* [What this task involves]:
Write out every entry exactly as it stands.

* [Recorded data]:
[start]

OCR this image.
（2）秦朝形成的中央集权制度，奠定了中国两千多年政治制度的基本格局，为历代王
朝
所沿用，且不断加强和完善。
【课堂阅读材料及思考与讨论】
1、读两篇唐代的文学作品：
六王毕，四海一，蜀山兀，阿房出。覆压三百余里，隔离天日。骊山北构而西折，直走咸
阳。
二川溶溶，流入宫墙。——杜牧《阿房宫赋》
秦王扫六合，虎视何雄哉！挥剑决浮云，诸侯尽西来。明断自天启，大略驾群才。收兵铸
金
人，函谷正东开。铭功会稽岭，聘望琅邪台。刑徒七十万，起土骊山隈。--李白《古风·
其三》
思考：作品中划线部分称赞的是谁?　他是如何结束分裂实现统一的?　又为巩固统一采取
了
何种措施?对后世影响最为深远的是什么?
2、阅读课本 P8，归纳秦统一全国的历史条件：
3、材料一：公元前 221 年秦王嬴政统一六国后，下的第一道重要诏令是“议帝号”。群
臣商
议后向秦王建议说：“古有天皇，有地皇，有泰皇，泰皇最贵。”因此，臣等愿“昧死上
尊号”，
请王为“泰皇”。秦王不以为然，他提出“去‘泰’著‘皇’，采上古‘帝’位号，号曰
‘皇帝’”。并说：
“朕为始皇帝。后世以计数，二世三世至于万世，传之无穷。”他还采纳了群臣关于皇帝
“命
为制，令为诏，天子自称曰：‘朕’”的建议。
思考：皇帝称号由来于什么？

[end]

* [Output]:
OCR this image.
（2）秦朝形成的中央集权制度，奠定了中国两千多年政治制度的基本格局，为历代王
朝
所沿用，且不断加强和完善。
【课堂阅读材料及思考与讨论】
1、读两篇唐代的文学作品：
六王毕，四海一，蜀山兀，阿房出。覆压三百余里，隔离天日。骊山北构而西折，直走咸
阳。
二川溶溶，流入宫墙。——杜牧《阿房宫赋》
秦王扫六合，虎视何雄哉！挥剑决浮云，诸侯尽西来。明断自天启，大略驾群才。收兵铸
金
人，函谷正东开。铭功会稽岭，聘望琅邪台。刑徒七十万，起土骊山隈。--李白《古风·
其三》
思考：作品中划线部分称赞的是谁?　他是如何结束分裂实现统一的?　又为巩固统一采取
了
何种措施?对后世影响最为深远的是什么?
2、阅读课本 P8，归纳秦统一全国的历史条件：
3、材料一：公元前 221 年秦王嬴政统一六国后，下的第一道重要诏令是“议帝号”。群
臣商
议后向秦王建议说：“古有天皇，有地皇，有泰皇，泰皇最贵。”因此，臣等愿“昧死上
尊号”，
请王为“泰皇”。秦王不以为然，他提出“去‘泰’著‘皇’，采上古‘帝’位号，号曰
‘皇帝’”。并说：
“朕为始皇帝。后世以计数，二世三世至于万世，传之无穷。”他还采纳了群臣关于皇帝
“命
为制，令为诏，天子自称曰：‘朕’”的建议。
思考：皇帝称号由来于什么？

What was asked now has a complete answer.